## WHAT IS NEEDED:
Locate each line in the rows below that contains the string "axis", matching case exactly, and copy every such line.

## DATASET CONTENT:
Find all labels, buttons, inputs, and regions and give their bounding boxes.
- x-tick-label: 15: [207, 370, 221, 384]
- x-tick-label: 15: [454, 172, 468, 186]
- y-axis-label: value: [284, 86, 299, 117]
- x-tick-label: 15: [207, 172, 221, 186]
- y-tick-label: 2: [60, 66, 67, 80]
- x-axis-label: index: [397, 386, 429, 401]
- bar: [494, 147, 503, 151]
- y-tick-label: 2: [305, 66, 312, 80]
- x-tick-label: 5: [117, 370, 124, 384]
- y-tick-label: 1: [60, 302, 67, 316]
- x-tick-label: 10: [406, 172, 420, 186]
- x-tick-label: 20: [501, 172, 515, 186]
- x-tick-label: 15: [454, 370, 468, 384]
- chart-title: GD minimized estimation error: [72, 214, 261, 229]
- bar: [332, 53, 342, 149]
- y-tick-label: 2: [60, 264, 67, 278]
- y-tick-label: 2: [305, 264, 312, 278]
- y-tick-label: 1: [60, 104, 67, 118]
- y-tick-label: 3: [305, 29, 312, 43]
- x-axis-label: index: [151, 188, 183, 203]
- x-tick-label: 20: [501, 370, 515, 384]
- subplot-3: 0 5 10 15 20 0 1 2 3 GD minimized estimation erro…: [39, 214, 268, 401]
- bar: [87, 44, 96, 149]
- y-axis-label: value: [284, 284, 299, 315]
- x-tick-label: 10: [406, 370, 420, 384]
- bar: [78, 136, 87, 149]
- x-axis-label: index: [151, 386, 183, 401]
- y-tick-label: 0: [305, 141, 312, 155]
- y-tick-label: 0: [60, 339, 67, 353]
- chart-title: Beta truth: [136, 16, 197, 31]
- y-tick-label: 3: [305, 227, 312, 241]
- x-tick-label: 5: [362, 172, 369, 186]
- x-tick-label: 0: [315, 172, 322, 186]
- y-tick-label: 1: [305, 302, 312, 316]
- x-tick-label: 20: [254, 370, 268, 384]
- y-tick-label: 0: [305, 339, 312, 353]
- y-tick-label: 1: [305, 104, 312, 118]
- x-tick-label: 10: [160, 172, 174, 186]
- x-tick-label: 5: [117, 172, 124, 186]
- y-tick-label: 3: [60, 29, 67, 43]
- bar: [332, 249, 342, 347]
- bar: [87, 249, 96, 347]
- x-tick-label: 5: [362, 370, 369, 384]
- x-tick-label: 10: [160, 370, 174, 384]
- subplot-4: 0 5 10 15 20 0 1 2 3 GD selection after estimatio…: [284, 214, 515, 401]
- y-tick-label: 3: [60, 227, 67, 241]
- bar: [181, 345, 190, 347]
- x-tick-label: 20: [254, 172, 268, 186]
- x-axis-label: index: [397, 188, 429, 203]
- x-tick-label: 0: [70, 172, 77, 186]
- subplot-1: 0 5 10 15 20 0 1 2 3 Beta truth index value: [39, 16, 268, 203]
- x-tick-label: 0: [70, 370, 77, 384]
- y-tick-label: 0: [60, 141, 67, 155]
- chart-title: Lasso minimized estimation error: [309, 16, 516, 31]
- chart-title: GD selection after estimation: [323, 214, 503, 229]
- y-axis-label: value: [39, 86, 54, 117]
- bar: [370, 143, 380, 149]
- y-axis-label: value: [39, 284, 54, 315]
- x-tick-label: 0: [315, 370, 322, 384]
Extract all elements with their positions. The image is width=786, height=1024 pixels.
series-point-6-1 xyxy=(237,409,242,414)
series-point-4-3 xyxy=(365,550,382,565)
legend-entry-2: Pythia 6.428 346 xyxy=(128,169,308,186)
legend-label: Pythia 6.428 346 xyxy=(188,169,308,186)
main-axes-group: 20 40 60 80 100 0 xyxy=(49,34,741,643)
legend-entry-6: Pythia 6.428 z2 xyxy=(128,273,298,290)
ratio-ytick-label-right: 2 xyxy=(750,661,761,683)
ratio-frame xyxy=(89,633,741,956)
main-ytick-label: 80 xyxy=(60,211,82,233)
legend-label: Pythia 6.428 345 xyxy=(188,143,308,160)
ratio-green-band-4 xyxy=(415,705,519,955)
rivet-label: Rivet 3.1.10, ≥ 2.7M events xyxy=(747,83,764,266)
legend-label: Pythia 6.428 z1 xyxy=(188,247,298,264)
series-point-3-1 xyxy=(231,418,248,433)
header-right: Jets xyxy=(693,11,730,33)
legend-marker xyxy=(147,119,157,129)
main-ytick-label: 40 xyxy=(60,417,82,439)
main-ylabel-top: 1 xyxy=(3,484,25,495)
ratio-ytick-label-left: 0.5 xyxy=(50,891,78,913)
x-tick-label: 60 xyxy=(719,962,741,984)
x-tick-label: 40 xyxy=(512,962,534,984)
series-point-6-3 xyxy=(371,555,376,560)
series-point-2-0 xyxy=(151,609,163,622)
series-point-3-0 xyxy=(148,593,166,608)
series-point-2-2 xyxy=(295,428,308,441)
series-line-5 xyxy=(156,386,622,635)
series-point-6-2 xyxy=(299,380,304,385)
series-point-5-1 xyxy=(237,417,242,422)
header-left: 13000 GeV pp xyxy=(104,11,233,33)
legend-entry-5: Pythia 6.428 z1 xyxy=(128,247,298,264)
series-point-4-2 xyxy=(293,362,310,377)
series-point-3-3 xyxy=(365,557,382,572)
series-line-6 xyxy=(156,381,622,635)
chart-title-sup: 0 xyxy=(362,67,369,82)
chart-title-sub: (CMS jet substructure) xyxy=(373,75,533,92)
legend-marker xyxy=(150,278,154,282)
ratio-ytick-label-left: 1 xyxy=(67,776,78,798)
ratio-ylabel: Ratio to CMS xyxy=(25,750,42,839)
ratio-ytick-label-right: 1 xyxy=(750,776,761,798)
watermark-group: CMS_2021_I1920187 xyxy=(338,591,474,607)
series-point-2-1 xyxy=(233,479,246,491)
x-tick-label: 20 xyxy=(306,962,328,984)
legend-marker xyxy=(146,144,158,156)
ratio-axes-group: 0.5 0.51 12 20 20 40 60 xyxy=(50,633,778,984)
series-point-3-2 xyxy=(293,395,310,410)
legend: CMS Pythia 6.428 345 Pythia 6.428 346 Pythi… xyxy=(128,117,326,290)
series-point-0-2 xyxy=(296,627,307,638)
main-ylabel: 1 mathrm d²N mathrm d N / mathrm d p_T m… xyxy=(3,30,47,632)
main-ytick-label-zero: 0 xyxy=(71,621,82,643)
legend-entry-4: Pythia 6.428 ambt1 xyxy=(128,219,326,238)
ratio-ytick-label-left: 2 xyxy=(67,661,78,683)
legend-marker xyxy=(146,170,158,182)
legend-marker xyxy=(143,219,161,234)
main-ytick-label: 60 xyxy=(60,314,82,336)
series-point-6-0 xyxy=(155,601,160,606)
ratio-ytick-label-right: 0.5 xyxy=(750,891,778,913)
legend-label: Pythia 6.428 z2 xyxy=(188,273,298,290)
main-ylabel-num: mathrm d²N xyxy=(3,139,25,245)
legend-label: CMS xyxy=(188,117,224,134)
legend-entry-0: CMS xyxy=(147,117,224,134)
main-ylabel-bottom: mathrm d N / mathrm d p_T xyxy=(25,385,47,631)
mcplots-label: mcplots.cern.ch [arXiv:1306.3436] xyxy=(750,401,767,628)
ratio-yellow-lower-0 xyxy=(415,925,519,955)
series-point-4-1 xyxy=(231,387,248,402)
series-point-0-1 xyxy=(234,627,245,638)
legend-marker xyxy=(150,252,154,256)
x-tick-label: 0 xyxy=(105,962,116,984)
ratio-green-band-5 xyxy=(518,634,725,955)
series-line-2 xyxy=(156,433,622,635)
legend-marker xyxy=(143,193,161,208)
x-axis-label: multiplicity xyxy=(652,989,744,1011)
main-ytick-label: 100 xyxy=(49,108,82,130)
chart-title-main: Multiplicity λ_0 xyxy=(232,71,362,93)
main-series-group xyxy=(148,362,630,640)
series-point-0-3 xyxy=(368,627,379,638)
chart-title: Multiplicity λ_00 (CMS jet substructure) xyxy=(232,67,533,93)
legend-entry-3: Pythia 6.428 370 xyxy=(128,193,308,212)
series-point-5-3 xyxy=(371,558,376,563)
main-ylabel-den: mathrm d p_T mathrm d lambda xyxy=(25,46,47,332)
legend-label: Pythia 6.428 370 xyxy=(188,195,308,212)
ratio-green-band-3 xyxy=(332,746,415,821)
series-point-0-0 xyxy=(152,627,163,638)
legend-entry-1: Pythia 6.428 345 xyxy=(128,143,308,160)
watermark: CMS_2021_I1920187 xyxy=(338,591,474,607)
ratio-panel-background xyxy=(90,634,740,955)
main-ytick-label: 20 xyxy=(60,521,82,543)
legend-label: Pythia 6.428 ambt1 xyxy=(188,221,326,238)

## WRITTEN ANSWER:
- y-axis-label: value: [284, 86, 299, 117]
- x-axis-label: index: [397, 386, 429, 401]
- x-axis-label: index: [151, 188, 183, 203]
- y-axis-label: value: [284, 284, 299, 315]
- x-axis-label: index: [151, 386, 183, 401]
- x-axis-label: index: [397, 188, 429, 203]
- y-axis-label: value: [39, 86, 54, 117]
- y-axis-label: value: [39, 284, 54, 315]
x-axis-label: multiplicity xyxy=(652,989,744,1011)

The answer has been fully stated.